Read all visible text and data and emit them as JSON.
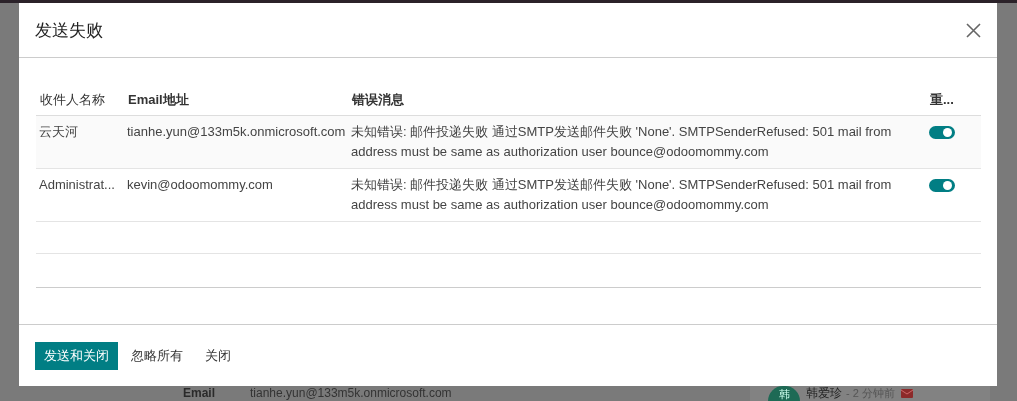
{
  "background": {
    "field_label": "Email",
    "field_value": "tianhe.yun@133m5k.onmicrosoft.com",
    "message": {
      "avatar": "韩",
      "author": "韩爱珍",
      "time": "- 2 分钟前"
    }
  },
  "dialog": {
    "title": "发送失败",
    "columns": [
      "收件人名称",
      "Email地址",
      "错误消息",
      "重..."
    ],
    "rows": [
      {
        "recipient": "云天河",
        "email": "tianhe.yun@133m5k.onmicrosoft.com",
        "error": "未知错误: 邮件投递失败 通过SMTP发送邮件失败 'None'. SMTPSenderRefused: 501 mail from address must be same as authorization user bounce@odoomommy.com",
        "resend": true
      },
      {
        "recipient": "Administrat...",
        "email": "kevin@odoomommy.com",
        "error": "未知错误: 邮件投递失败 通过SMTP发送邮件失败 'None'. SMTPSenderRefused: 501 mail from address must be same as authorization user bounce@odoomommy.com",
        "resend": true
      }
    ],
    "buttons": [
      {
        "label": "发送和关闭",
        "kind": "primary"
      },
      {
        "label": "忽略所有",
        "kind": "link"
      },
      {
        "label": "关闭",
        "kind": "link"
      }
    ]
  }
}
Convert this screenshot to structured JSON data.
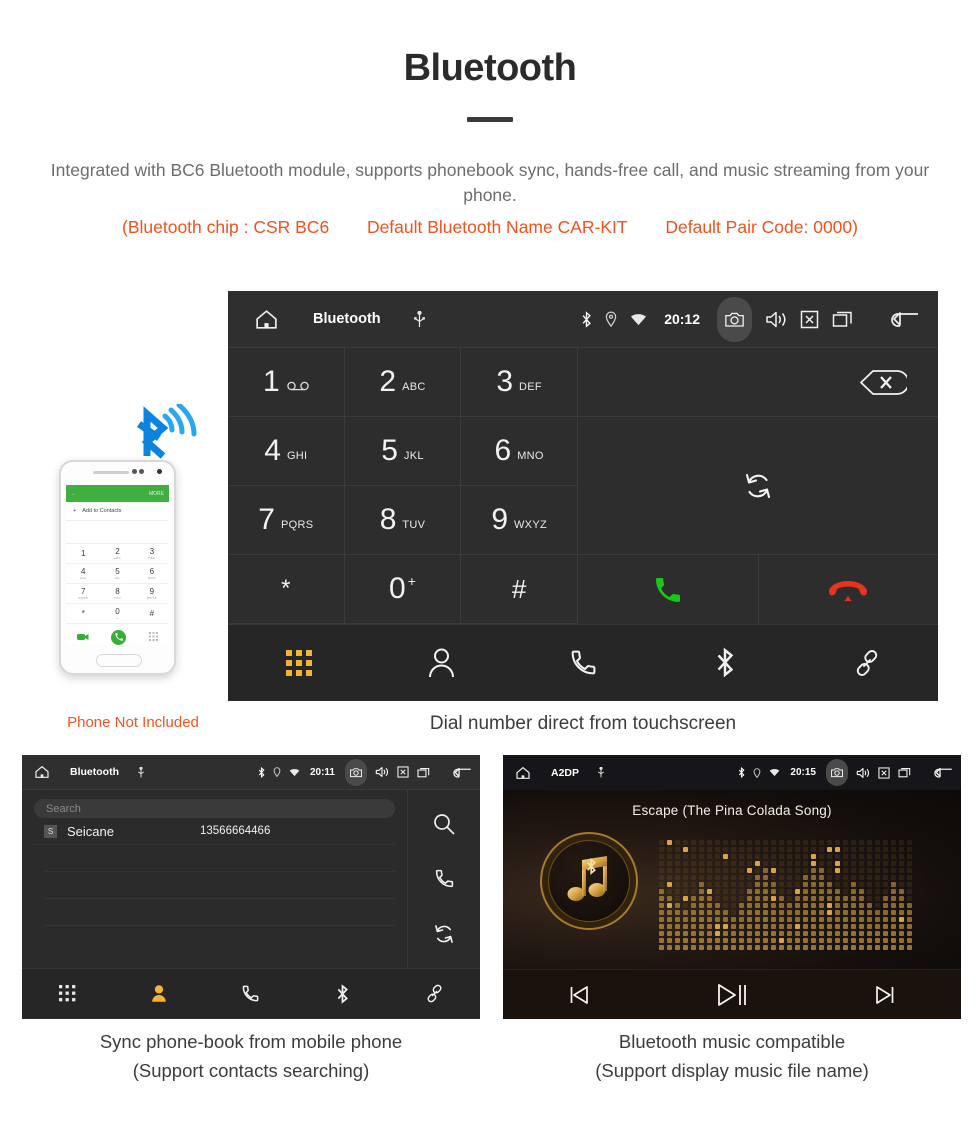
{
  "header": {
    "title": "Bluetooth",
    "subtitle": "Integrated with BC6 Bluetooth module, supports phonebook sync, hands-free call, and music streaming from your phone.",
    "spec_chip": "(Bluetooth chip : CSR BC6",
    "spec_name": "Default Bluetooth Name CAR-KIT",
    "spec_pair": "Default Pair Code: 0000)",
    "accent_color": "#f4511e",
    "text_color": "#6d6d6d"
  },
  "phone_illustration": {
    "caption": "Phone Not Included",
    "screen_header_back": "←",
    "screen_header_more": "MORE",
    "add_contacts_label": "Add to Contacts",
    "keys": [
      {
        "digit": "1",
        "letters": ""
      },
      {
        "digit": "2",
        "letters": "ABC"
      },
      {
        "digit": "3",
        "letters": "DEF"
      },
      {
        "digit": "4",
        "letters": "GHI"
      },
      {
        "digit": "5",
        "letters": "JKL"
      },
      {
        "digit": "6",
        "letters": "MNO"
      },
      {
        "digit": "7",
        "letters": "PQRS"
      },
      {
        "digit": "8",
        "letters": "TUV"
      },
      {
        "digit": "9",
        "letters": "WXYZ"
      },
      {
        "digit": "*",
        "letters": ""
      },
      {
        "digit": "0",
        "letters": "+"
      },
      {
        "digit": "#",
        "letters": ""
      }
    ]
  },
  "dialer": {
    "statusbar": {
      "title": "Bluetooth",
      "time": "20:12",
      "icons": [
        "home-icon",
        "usb-icon",
        "bluetooth-icon",
        "location-icon",
        "wifi-icon",
        "camera-icon",
        "volume-icon",
        "close-icon",
        "recents-icon",
        "back-icon"
      ]
    },
    "keys": [
      {
        "digit": "1",
        "letters": "",
        "icon": "voicemail-icon"
      },
      {
        "digit": "2",
        "letters": "ABC"
      },
      {
        "digit": "3",
        "letters": "DEF"
      },
      {
        "digit": "4",
        "letters": "GHI"
      },
      {
        "digit": "5",
        "letters": "JKL"
      },
      {
        "digit": "6",
        "letters": "MNO"
      },
      {
        "digit": "7",
        "letters": "PQRS"
      },
      {
        "digit": "8",
        "letters": "TUV"
      },
      {
        "digit": "9",
        "letters": "WXYZ"
      },
      {
        "digit": "*",
        "letters": ""
      },
      {
        "digit": "0",
        "letters": "+"
      },
      {
        "digit": "#",
        "letters": ""
      }
    ],
    "actions": {
      "backspace": "backspace-icon",
      "sync": "sync-icon",
      "call": "call-icon",
      "hangup": "hangup-icon",
      "call_color": "#16c916",
      "hangup_color": "#e8331c"
    },
    "nav": [
      {
        "name": "keypad",
        "icon": "keypad-icon",
        "active": true
      },
      {
        "name": "contacts",
        "icon": "person-icon",
        "active": false
      },
      {
        "name": "call-log",
        "icon": "phone-icon",
        "active": false
      },
      {
        "name": "bluetooth",
        "icon": "bluetooth-icon",
        "active": false
      },
      {
        "name": "pair",
        "icon": "link-icon",
        "active": false
      }
    ],
    "nav_active_color": "#f5b335",
    "caption": "Dial number direct from touchscreen"
  },
  "phonebook": {
    "statusbar": {
      "title": "Bluetooth",
      "time": "20:11"
    },
    "search_placeholder": "Search",
    "contacts": [
      {
        "initial": "S",
        "name": "Seicane",
        "number": "13566664466"
      }
    ],
    "side_actions": [
      "search-icon",
      "phone-icon",
      "sync-icon"
    ],
    "nav": [
      {
        "name": "keypad",
        "icon": "keypad-icon",
        "active": false
      },
      {
        "name": "contacts",
        "icon": "person-icon",
        "active": true
      },
      {
        "name": "call-log",
        "icon": "phone-icon",
        "active": false
      },
      {
        "name": "bluetooth",
        "icon": "bluetooth-icon",
        "active": false
      },
      {
        "name": "pair",
        "icon": "link-icon",
        "active": false
      }
    ],
    "caption_line1": "Sync phone-book from mobile phone",
    "caption_line2": "(Support contacts searching)"
  },
  "music": {
    "statusbar": {
      "title": "A2DP",
      "time": "20:15"
    },
    "song_title": "Escape (The Pina Colada Song)",
    "controls": [
      {
        "name": "previous",
        "icon": "skip-previous-icon"
      },
      {
        "name": "play-pause",
        "icon": "play-pause-icon"
      },
      {
        "name": "next",
        "icon": "skip-next-icon"
      }
    ],
    "accent_color": "#d9a441",
    "caption_line1": "Bluetooth music compatible",
    "caption_line2": "(Support display music file name)"
  }
}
━━━━━━━━━━━━━━━━━━━━━━━━━━━━━━
## Direction
Retype each entry precisely. Skip images entirely.

## Full answer
Read all visible text and data and emit them as JSON.
{
  "background": {
    "field_label": "Email",
    "field_value": "tianhe.yun@133m5k.onmicrosoft.com",
    "message": {
      "avatar": "韩",
      "author": "韩爱珍",
      "time": "- 2 分钟前"
    }
  },
  "dialog": {
    "title": "发送失败",
    "columns": [
      "收件人名称",
      "Email地址",
      "错误消息",
      "重..."
    ],
    "rows": [
      {
        "recipient": "云天河",
        "email": "tianhe.yun@133m5k.onmicrosoft.com",
        "error": "未知错误: 邮件投递失败 通过SMTP发送邮件失败 'None'. SMTPSenderRefused: 501 mail from address must be same as authorization user bounce@odoomommy.com",
        "resend": true
      },
      {
        "recipient": "Administrat...",
        "email": "kevin@odoomommy.com",
        "error": "未知错误: 邮件投递失败 通过SMTP发送邮件失败 'None'. SMTPSenderRefused: 501 mail from address must be same as authorization user bounce@odoomommy.com",
        "resend": true
      }
    ],
    "buttons": [
      {
        "label": "发送和关闭",
        "kind": "primary"
      },
      {
        "label": "忽略所有",
        "kind": "link"
      },
      {
        "label": "关闭",
        "kind": "link"
      }
    ]
  }
}
Convert this screenshot to structured JSON data.
{
  "header": {
    "title": "Bluetooth",
    "subtitle": "Integrated with BC6 Bluetooth module, supports phonebook sync, hands-free call, and music streaming from your phone.",
    "spec_chip": "(Bluetooth chip : CSR BC6",
    "spec_name": "Default Bluetooth Name CAR-KIT",
    "spec_pair": "Default Pair Code: 0000)",
    "accent_color": "#f4511e",
    "text_color": "#6d6d6d"
  },
  "phone_illustration": {
    "caption": "Phone Not Included",
    "screen_header_back": "←",
    "screen_header_more": "MORE",
    "add_contacts_label": "Add to Contacts",
    "keys": [
      {
        "digit": "1",
        "letters": ""
      },
      {
        "digit": "2",
        "letters": "ABC"
      },
      {
        "digit": "3",
        "letters": "DEF"
      },
      {
        "digit": "4",
        "letters": "GHI"
      },
      {
        "digit": "5",
        "letters": "JKL"
      },
      {
        "digit": "6",
        "letters": "MNO"
      },
      {
        "digit": "7",
        "letters": "PQRS"
      },
      {
        "digit": "8",
        "letters": "TUV"
      },
      {
        "digit": "9",
        "letters": "WXYZ"
      },
      {
        "digit": "*",
        "letters": ""
      },
      {
        "digit": "0",
        "letters": "+"
      },
      {
        "digit": "#",
        "letters": ""
      }
    ]
  },
  "dialer": {
    "statusbar": {
      "title": "Bluetooth",
      "time": "20:12",
      "icons": [
        "home-icon",
        "usb-icon",
        "bluetooth-icon",
        "location-icon",
        "wifi-icon",
        "camera-icon",
        "volume-icon",
        "close-icon",
        "recents-icon",
        "back-icon"
      ]
    },
    "keys": [
      {
        "digit": "1",
        "letters": "",
        "icon": "voicemail-icon"
      },
      {
        "digit": "2",
        "letters": "ABC"
      },
      {
        "digit": "3",
        "letters": "DEF"
      },
      {
        "digit": "4",
        "letters": "GHI"
      },
      {
        "digit": "5",
        "letters": "JKL"
      },
      {
        "digit": "6",
        "letters": "MNO"
      },
      {
        "digit": "7",
        "letters": "PQRS"
      },
      {
        "digit": "8",
        "letters": "TUV"
      },
      {
        "digit": "9",
        "letters": "WXYZ"
      },
      {
        "digit": "*",
        "letters": ""
      },
      {
        "digit": "0",
        "letters": "+"
      },
      {
        "digit": "#",
        "letters": ""
      }
    ],
    "actions": {
      "backspace": "backspace-icon",
      "sync": "sync-icon",
      "call": "call-icon",
      "hangup": "hangup-icon",
      "call_color": "#16c916",
      "hangup_color": "#e8331c"
    },
    "nav": [
      {
        "name": "keypad",
        "icon": "keypad-icon",
        "active": true
      },
      {
        "name": "contacts",
        "icon": "person-icon",
        "active": false
      },
      {
        "name": "call-log",
        "icon": "phone-icon",
        "active": false
      },
      {
        "name": "bluetooth",
        "icon": "bluetooth-icon",
        "active": false
      },
      {
        "name": "pair",
        "icon": "link-icon",
        "active": false
      }
    ],
    "nav_active_color": "#f5b335",
    "caption": "Dial number direct from touchscreen"
  },
  "phonebook": {
    "statusbar": {
      "title": "Bluetooth",
      "time": "20:11"
    },
    "search_placeholder": "Search",
    "contacts": [
      {
        "initial": "S",
        "name": "Seicane",
        "number": "13566664466"
      }
    ],
    "side_actions": [
      "search-icon",
      "phone-icon",
      "sync-icon"
    ],
    "nav": [
      {
        "name": "keypad",
        "icon": "keypad-icon",
        "active": false
      },
      {
        "name": "contacts",
        "icon": "person-icon",
        "active": true
      },
      {
        "name": "call-log",
        "icon": "phone-icon",
        "active": false
      },
      {
        "name": "bluetooth",
        "icon": "bluetooth-icon",
        "active": false
      },
      {
        "name": "pair",
        "icon": "link-icon",
        "active": false
      }
    ],
    "caption_line1": "Sync phone-book from mobile phone",
    "caption_line2": "(Support contacts searching)"
  },
  "music": {
    "statusbar": {
      "title": "A2DP",
      "time": "20:15"
    },
    "song_title": "Escape (The Pina Colada Song)",
    "controls": [
      {
        "name": "previous",
        "icon": "skip-previous-icon"
      },
      {
        "name": "play-pause",
        "icon": "play-pause-icon"
      },
      {
        "name": "next",
        "icon": "skip-next-icon"
      }
    ],
    "accent_color": "#d9a441",
    "caption_line1": "Bluetooth music compatible",
    "caption_line2": "(Support display music file name)"
  }
}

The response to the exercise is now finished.